Direction
From the entries that follow, gather each line holding the word "MAKERSPACE".
** START OF Material shown **
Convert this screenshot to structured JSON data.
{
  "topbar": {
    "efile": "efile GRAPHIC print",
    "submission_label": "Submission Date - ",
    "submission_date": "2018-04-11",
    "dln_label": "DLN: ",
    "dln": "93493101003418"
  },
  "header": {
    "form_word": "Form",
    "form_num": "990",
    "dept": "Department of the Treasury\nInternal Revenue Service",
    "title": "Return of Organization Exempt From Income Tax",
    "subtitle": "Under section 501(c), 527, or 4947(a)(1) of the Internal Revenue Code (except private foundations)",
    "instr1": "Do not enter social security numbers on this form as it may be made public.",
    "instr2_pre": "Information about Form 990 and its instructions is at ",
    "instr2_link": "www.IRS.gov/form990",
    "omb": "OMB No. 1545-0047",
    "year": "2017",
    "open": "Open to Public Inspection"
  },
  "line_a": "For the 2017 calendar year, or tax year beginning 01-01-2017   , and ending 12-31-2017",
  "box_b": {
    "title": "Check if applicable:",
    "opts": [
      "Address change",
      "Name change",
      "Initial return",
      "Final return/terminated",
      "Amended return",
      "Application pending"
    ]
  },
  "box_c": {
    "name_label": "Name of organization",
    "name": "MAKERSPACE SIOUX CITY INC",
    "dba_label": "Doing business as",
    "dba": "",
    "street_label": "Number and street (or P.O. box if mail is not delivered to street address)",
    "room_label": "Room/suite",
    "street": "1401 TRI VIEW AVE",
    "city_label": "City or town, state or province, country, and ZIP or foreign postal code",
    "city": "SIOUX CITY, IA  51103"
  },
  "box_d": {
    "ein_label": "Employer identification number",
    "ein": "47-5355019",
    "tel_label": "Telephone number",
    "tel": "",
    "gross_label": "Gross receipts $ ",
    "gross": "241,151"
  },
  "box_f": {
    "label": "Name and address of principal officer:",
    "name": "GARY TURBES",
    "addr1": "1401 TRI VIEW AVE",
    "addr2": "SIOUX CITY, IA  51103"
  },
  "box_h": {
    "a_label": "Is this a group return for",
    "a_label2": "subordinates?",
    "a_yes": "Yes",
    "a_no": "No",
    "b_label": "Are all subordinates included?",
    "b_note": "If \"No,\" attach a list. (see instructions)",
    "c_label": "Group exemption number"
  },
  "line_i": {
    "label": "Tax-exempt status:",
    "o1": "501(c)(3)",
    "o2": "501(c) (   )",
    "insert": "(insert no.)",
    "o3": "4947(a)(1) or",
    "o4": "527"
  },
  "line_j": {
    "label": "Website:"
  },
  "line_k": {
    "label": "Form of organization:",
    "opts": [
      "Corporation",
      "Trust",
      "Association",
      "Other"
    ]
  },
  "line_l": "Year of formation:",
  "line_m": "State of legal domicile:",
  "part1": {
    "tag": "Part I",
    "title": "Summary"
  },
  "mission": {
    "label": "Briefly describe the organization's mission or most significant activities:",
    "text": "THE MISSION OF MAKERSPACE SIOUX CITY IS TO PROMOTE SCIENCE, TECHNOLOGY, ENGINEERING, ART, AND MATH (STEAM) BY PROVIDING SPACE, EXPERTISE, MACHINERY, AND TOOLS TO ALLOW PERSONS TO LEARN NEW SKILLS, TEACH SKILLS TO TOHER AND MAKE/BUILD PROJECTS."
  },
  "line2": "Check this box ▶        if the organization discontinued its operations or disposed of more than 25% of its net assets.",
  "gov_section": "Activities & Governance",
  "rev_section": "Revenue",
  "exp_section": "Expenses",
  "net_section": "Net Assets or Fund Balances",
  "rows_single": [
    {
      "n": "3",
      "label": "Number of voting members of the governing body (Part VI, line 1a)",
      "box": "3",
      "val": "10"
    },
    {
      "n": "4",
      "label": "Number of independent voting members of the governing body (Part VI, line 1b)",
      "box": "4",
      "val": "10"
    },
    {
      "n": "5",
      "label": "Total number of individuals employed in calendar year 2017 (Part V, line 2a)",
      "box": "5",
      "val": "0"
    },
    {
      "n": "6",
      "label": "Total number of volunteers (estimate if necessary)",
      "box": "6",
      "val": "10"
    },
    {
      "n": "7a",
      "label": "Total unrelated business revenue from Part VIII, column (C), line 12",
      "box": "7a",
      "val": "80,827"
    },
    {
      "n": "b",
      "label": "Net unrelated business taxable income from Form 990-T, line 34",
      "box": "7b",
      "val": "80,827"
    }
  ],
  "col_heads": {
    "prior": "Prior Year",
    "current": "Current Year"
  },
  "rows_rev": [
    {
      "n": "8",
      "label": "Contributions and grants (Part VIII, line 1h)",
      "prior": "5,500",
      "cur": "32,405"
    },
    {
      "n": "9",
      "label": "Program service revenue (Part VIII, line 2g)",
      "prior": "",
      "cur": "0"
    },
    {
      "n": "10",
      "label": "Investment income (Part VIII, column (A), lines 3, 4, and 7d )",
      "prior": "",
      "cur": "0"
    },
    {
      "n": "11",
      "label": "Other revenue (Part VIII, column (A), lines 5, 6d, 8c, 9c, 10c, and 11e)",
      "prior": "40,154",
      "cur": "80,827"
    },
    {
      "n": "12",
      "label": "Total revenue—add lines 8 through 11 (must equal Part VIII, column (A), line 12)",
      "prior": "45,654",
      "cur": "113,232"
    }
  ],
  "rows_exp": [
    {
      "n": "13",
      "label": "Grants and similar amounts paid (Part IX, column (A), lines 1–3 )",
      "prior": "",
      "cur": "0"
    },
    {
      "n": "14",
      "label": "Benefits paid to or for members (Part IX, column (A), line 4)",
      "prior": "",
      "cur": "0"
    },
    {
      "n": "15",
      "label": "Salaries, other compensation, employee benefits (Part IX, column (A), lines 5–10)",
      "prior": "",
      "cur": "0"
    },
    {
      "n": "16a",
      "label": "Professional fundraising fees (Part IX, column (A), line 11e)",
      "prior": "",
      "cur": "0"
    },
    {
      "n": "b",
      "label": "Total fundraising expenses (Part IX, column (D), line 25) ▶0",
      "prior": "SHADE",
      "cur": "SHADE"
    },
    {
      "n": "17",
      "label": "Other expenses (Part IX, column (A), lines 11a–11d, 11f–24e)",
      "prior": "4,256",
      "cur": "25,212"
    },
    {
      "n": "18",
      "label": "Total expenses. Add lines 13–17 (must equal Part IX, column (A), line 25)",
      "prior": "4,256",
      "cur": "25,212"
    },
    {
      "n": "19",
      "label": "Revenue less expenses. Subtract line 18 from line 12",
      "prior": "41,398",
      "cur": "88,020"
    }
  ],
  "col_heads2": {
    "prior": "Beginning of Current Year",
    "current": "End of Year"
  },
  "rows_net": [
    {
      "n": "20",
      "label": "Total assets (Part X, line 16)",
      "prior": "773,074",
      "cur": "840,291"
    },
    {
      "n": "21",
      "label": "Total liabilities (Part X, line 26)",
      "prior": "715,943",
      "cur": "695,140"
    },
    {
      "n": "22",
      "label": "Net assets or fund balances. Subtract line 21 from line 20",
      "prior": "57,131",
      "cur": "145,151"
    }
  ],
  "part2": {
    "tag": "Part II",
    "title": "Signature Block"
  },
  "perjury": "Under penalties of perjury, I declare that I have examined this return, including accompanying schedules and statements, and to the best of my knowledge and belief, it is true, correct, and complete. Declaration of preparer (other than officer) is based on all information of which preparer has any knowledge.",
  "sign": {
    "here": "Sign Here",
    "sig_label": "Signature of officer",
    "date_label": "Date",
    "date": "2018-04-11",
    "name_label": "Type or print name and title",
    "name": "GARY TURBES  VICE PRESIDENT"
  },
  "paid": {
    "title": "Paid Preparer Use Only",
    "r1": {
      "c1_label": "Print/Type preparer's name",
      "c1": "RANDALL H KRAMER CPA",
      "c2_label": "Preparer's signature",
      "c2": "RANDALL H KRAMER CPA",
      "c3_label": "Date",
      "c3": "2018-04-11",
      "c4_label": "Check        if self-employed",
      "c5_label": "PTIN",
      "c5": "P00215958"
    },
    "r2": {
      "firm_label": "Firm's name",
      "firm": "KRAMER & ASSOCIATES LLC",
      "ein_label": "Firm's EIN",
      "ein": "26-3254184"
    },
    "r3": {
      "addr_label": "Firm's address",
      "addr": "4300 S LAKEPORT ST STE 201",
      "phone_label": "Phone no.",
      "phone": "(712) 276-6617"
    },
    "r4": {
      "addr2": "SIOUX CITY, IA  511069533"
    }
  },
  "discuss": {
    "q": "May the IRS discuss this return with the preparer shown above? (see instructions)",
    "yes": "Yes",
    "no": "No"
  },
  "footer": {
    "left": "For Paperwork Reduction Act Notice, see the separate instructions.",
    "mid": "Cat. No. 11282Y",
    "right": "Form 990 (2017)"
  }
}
** END OF Material shown **
Reply to the task
    "name": "MAKERSPACE SIOUX CITY INC",
    "text": "THE MISSION OF MAKERSPACE SIOUX CITY IS TO PROMOTE SCIENCE, TECHNOLOGY, ENGINEERING, ART, AND MATH (STEAM) BY PROVIDING SPACE, EXPERTISE, MACHINERY, AND TOOLS TO ALLOW PERSONS TO LEARN NEW SKILLS, TEACH SKILLS TO TOHER AND MAKE/BUILD PROJECTS."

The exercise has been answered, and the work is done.